# START OF Data to process

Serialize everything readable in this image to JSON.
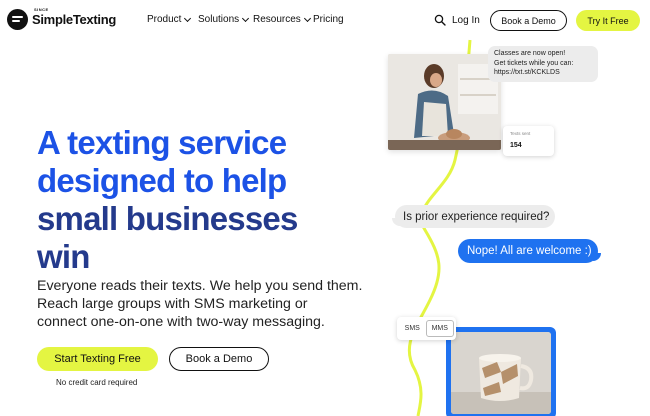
{
  "brand": {
    "since": "SINCE",
    "name": "SimpleTexting"
  },
  "nav": {
    "items": [
      {
        "label": "Product",
        "dropdown": true
      },
      {
        "label": "Solutions",
        "dropdown": true
      },
      {
        "label": "Resources",
        "dropdown": true
      },
      {
        "label": "Pricing",
        "dropdown": false
      }
    ],
    "search_icon": "search-icon",
    "login_label": "Log In",
    "book_demo_label": "Book a Demo",
    "try_label": "Try It Free"
  },
  "hero": {
    "headline_lines": [
      "A texting service",
      "designed to help",
      "small businesses",
      "win"
    ],
    "subtext_lines": [
      "Everyone reads their texts. We help you send them.",
      "Reach large groups with SMS marketing or",
      "connect one-on-one with two-way messaging."
    ],
    "primary_cta": "Start Texting Free",
    "secondary_cta": "Book a Demo",
    "note": "No credit card required"
  },
  "visual": {
    "promo_message_lines": [
      "Classes are now open!",
      "Get tickets while you can:",
      "https://txt.st/KCKLDS"
    ],
    "texts_sent_label": "Texts sent",
    "texts_sent_value": "154",
    "incoming_message": "Is prior experience required?",
    "outgoing_message": "Nope! All are welcome :)",
    "toggle": {
      "options": [
        "SMS",
        "MMS"
      ],
      "selected": "MMS"
    }
  },
  "colors": {
    "accent_yellow": "#e4f542",
    "headline_blue": "#1c52e6",
    "headline_navy": "#243a8c",
    "bubble_blue": "#1f72f0",
    "bubble_gray": "#ececec"
  }
}
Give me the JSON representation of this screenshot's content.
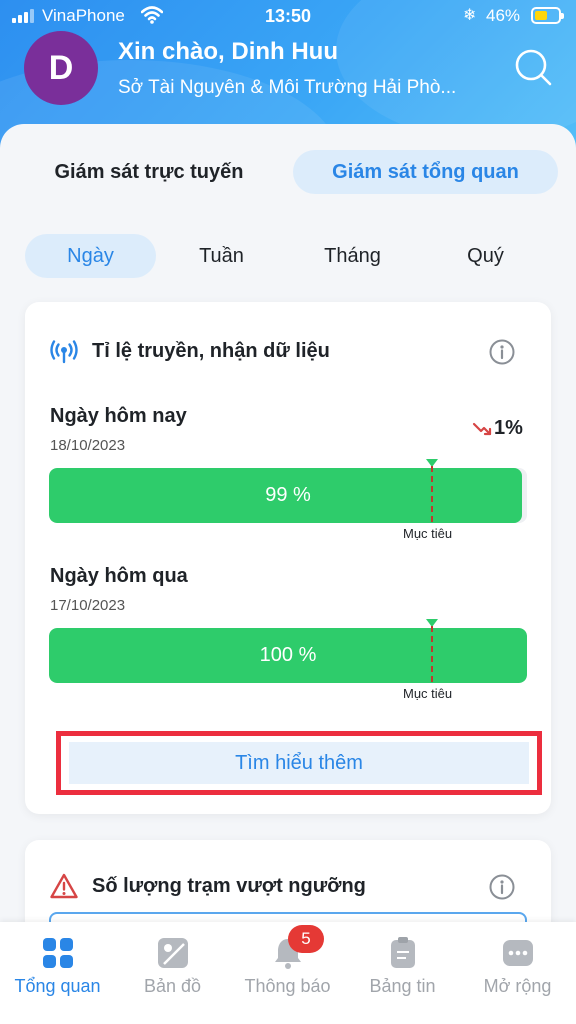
{
  "status_bar": {
    "carrier": "VinaPhone",
    "time": "13:50",
    "battery_percent": "46%",
    "battery_level": 0.46,
    "icons": [
      "signal-icon",
      "wifi-icon",
      "snowflake-icon",
      "battery-icon"
    ]
  },
  "header": {
    "avatar_initial": "D",
    "avatar_color": "#7a2f9a",
    "greeting": "Xin chào, Dinh Huu",
    "organization": "Sở Tài Nguyên & Môi Trường Hải Phò...",
    "search_icon": "search-icon"
  },
  "mode_tabs": {
    "online": "Giám sát trực tuyến",
    "overview": "Giám sát tổng quan",
    "selected": "overview"
  },
  "period_tabs": {
    "items": [
      "Ngày",
      "Tuần",
      "Tháng",
      "Quý"
    ],
    "selected": "Ngày"
  },
  "transmission_card": {
    "icon": "broadcast-icon",
    "title": "Tỉ lệ truyền, nhận dữ liệu",
    "info_icon": "info-icon",
    "today": {
      "label": "Ngày hôm nay",
      "date": "18/10/2023",
      "value": 99,
      "value_text": "99 %",
      "trend_text": "1%",
      "trend_direction": "down",
      "target_label": "Mục tiêu"
    },
    "yesterday": {
      "label": "Ngày hôm qua",
      "date": "17/10/2023",
      "value": 100,
      "value_text": "100 %",
      "target_label": "Mục tiêu"
    },
    "learn_more": "Tìm hiểu thêm"
  },
  "threshold_card": {
    "icon": "warning-icon",
    "title": "Số lượng trạm vượt ngưỡng",
    "info_icon": "info-icon"
  },
  "tab_bar": {
    "items": [
      {
        "label": "Tổng quan",
        "icon": "dashboard-icon"
      },
      {
        "label": "Bản đồ",
        "icon": "map-icon"
      },
      {
        "label": "Thông báo",
        "icon": "bell-icon"
      },
      {
        "label": "Bảng tin",
        "icon": "clipboard-icon"
      },
      {
        "label": "Mở rộng",
        "icon": "more-icon"
      }
    ],
    "selected": "Tổng quan",
    "notification_count": "5"
  },
  "colors": {
    "accent": "#2a86e6",
    "success": "#2ecc6b",
    "highlight_border": "#ec2e3e",
    "badge": "#e53935"
  }
}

# END OF Data to process

Goal -
Looking at the listing above, count the lines that contain "quan" and give nothing but the number.

Complete response -
3